* _To be done_
Pick out each line of the records in which the word "wifi" appears.

* _Task input_

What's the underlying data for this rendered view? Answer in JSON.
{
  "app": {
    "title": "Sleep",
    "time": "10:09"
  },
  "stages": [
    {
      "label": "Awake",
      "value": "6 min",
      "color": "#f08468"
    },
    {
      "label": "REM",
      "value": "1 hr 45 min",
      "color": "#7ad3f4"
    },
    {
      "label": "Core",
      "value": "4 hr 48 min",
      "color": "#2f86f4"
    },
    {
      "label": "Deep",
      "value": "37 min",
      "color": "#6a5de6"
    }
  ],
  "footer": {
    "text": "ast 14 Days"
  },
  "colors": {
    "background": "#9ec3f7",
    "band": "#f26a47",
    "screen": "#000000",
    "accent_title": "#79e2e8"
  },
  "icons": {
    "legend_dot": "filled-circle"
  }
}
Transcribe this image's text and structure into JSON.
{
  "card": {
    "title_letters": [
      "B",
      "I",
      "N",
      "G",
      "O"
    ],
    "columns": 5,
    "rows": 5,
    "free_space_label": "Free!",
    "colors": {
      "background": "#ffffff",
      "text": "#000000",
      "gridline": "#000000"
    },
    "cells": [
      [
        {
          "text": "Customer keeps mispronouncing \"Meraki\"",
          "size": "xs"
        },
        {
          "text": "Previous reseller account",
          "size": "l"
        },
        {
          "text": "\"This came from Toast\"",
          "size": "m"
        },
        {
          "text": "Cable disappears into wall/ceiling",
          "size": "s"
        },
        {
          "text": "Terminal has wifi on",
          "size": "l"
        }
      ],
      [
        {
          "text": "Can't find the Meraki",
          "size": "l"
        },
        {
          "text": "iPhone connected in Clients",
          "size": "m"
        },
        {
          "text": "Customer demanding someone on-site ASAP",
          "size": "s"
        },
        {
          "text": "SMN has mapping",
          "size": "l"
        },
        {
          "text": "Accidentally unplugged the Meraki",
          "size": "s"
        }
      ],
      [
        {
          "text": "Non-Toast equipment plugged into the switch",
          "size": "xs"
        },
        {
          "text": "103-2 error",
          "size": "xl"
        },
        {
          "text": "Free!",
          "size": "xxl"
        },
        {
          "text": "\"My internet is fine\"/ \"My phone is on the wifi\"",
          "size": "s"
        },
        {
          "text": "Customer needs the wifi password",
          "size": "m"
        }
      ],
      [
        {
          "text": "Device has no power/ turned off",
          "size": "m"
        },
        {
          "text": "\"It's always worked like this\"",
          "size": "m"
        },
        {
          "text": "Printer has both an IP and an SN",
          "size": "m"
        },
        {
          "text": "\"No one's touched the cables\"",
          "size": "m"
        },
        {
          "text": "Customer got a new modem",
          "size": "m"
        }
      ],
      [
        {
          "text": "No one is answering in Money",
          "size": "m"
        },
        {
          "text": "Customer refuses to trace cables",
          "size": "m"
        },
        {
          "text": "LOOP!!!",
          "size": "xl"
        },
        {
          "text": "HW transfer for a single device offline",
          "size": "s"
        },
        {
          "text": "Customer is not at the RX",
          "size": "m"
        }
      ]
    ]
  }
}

* _Exercise response_
          "text": "Terminal has wifi on",
          "text": "\"My internet is fine\"/ \"My phone is on the wifi\"",
          "text": "Customer needs the wifi password",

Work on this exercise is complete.